[Data excerpts]
++++++++++

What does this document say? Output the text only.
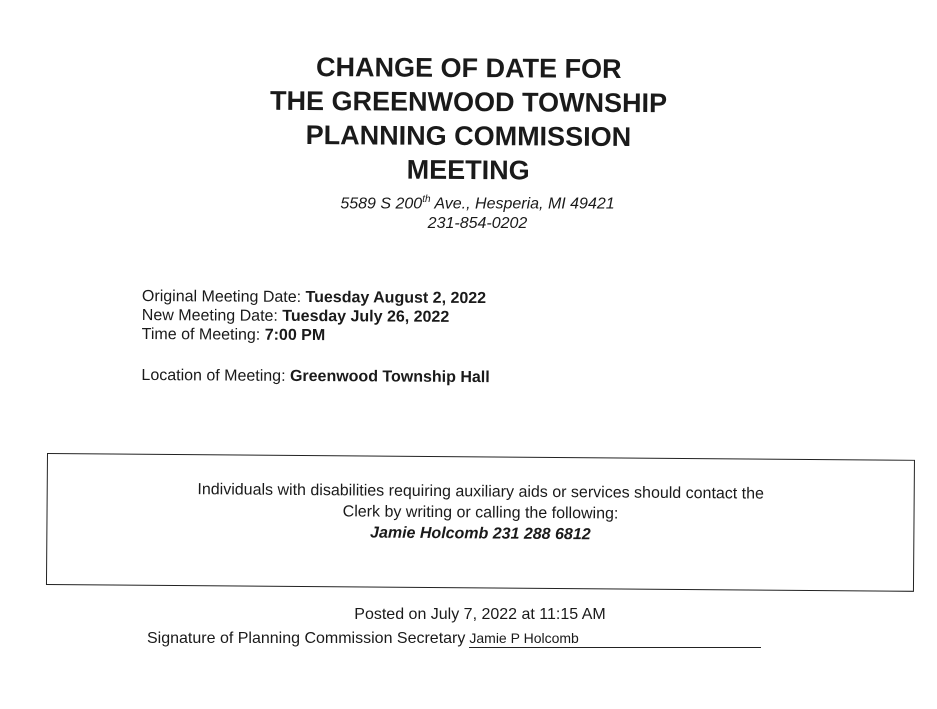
CHANGE OF DATE FOR
THE GREENWOOD TOWNSHIP
PLANNING COMMISSION
MEETING
5589 S 200th Ave., Hesperia, MI 49421
231-854-0202
Original Meeting Date: Tuesday August 2, 2022
New Meeting Date: Tuesday July 26, 2022
Time of Meeting: 7:00 PM
Location of Meeting: Greenwood Township Hall
Individuals with disabilities requiring auxiliary aids or services should contact the
Clerk by writing or calling the following:
Jamie Holcomb 231 288 6812
Posted on July 7, 2022 at 11:15 AM
Signature of Planning Commission Secretary Jamie P Holcomb
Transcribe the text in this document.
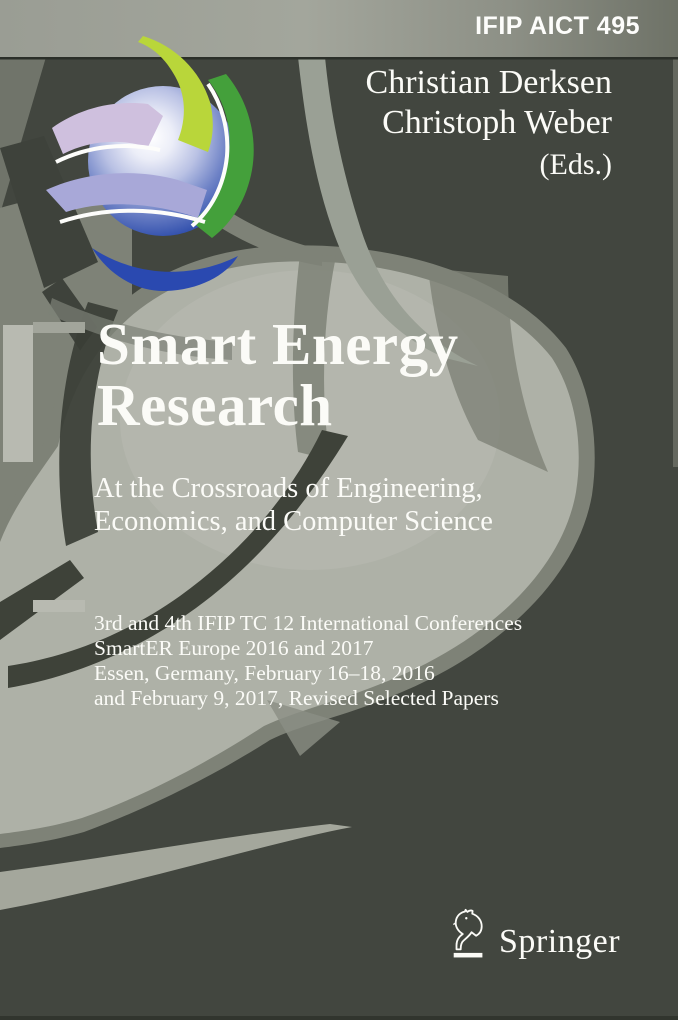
IFIP AICT 495
Christian Derksen
Christoph Weber
(Eds.)
Smart Energy
Research
At the Crossroads of Engineering,
Economics, and Computer Science
3rd and 4th IFIP TC 12 International Conferences
SmartER Europe 2016 and 2017
Essen, Germany, February 16–18, 2016
and February 9, 2017, Revised Selected Papers
Springer
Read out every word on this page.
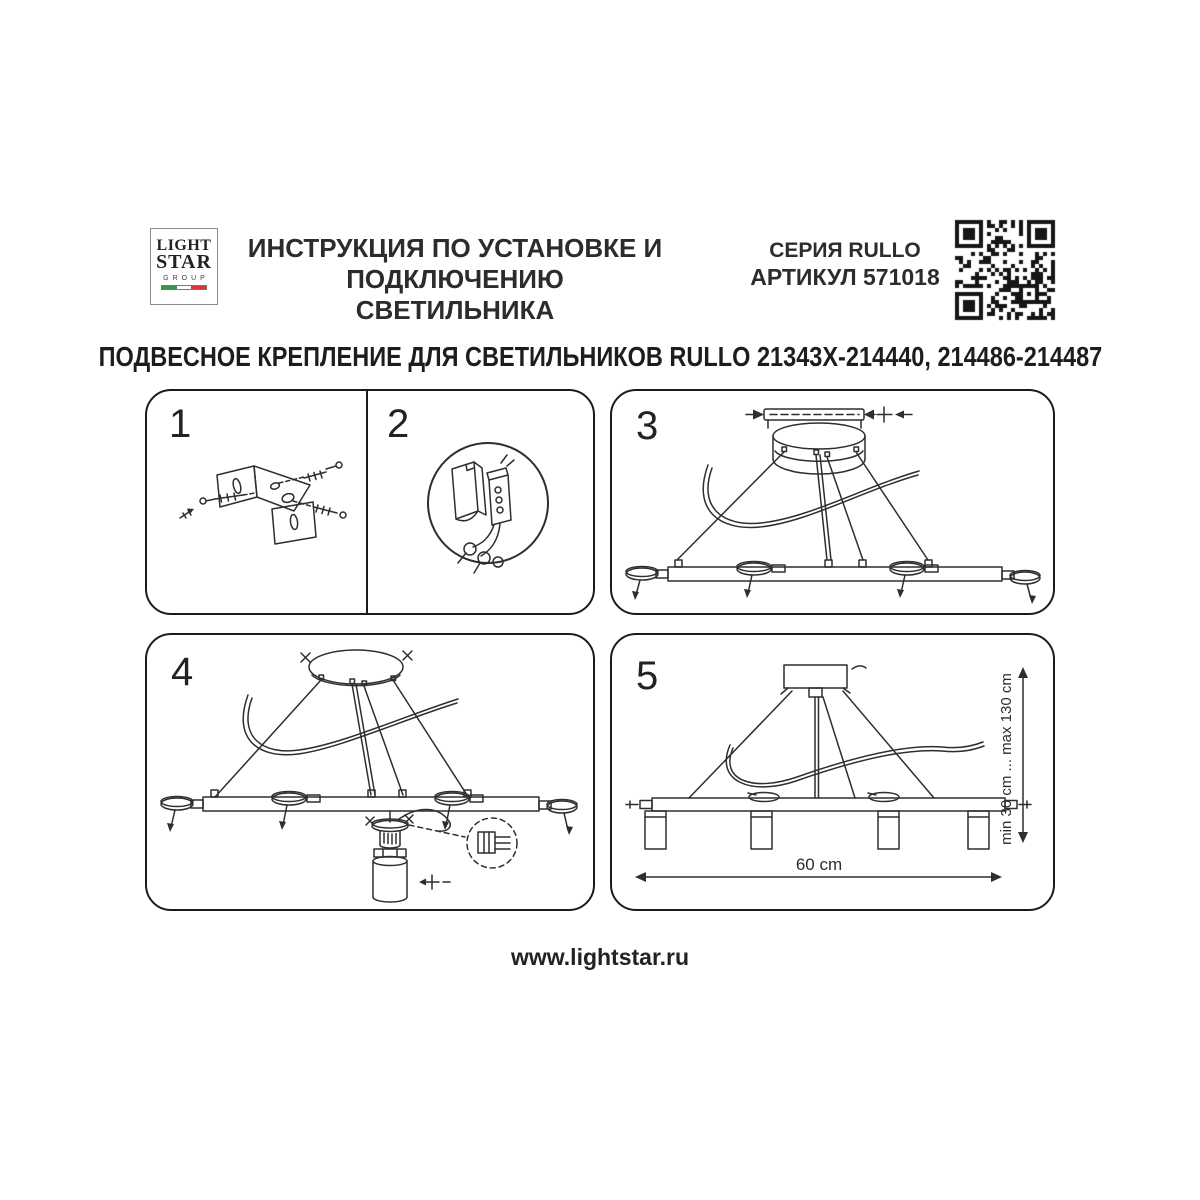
LIGHT
STAR
GROUP
ИНСТРУКЦИЯ ПО УСТАНОВКЕ И
ПОДКЛЮЧЕНИЮ СВЕТИЛЬНИКА
СЕРИЯ RULLO
АРТИКУЛ 571018
ПОДВЕСНОЕ КРЕПЛЕНИЕ ДЛЯ СВЕТИЛЬНИКОВ RULLO 21343X-214440, 214486-214487
1	2	3
4	5
60 cm
min 30 cm ... max 130 cm
www.lightstar.ru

++++++++++

# Stated task
Only a number is wanted: how many lines contain the word "document"?

# Task result
2